● Written problem
Each line below that contains "四川煤田一四一建设投资有限公司" counts once; report the total and nothing more.
--- BEGIN Raw data ---
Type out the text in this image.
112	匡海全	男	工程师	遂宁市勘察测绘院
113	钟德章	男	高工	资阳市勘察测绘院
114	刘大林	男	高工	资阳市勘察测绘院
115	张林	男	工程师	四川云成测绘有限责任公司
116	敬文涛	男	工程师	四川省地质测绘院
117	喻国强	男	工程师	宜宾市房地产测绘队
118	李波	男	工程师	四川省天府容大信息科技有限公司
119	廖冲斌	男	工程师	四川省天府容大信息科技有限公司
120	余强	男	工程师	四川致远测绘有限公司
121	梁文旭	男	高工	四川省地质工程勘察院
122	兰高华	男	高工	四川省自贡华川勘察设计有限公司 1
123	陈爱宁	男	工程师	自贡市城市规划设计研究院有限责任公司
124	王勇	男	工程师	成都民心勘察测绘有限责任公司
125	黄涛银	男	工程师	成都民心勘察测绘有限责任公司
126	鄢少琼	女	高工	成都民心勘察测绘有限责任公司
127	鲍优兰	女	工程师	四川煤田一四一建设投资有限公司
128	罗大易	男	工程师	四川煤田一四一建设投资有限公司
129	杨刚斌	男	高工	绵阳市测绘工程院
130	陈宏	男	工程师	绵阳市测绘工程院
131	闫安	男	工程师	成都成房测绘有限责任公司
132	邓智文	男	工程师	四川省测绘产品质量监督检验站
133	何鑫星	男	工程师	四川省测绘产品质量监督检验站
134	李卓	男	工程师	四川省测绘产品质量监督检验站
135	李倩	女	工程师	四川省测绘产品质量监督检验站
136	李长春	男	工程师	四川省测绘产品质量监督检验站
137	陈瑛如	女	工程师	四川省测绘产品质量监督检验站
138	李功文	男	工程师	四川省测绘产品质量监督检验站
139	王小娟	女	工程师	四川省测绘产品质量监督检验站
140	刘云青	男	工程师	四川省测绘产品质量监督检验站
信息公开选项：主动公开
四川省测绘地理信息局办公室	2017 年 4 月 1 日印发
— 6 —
--- END Raw data ---
● Solution to the problem
2